(Dataset items)
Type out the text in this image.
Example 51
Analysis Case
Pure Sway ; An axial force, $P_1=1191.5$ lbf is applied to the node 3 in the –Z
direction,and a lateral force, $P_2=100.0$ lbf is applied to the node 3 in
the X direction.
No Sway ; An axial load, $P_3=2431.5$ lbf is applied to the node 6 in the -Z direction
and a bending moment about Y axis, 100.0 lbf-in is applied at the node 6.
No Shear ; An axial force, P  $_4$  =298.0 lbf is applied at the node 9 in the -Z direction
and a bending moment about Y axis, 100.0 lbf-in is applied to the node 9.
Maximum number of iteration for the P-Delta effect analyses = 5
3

[Direction]
Set down every record above exactly as given.

[Result below]
Type out the text in this image.
Example 51
Analysis Case
Pure Sway ; An axial force, $P_1=1191.5$ lbf is applied to the node 3 in the –Z
direction,and a lateral force, $P_2=100.0$ lbf is applied to the node 3 in
the X direction.
No Sway ; An axial load, $P_3=2431.5$ lbf is applied to the node 6 in the -Z direction
and a bending moment about Y axis, 100.0 lbf-in is applied at the node 6.
No Shear ; An axial force, P  $_4$  =298.0 lbf is applied at the node 9 in the -Z direction
and a bending moment about Y axis, 100.0 lbf-in is applied to the node 9.
Maximum number of iteration for the P-Delta effect analyses = 5
3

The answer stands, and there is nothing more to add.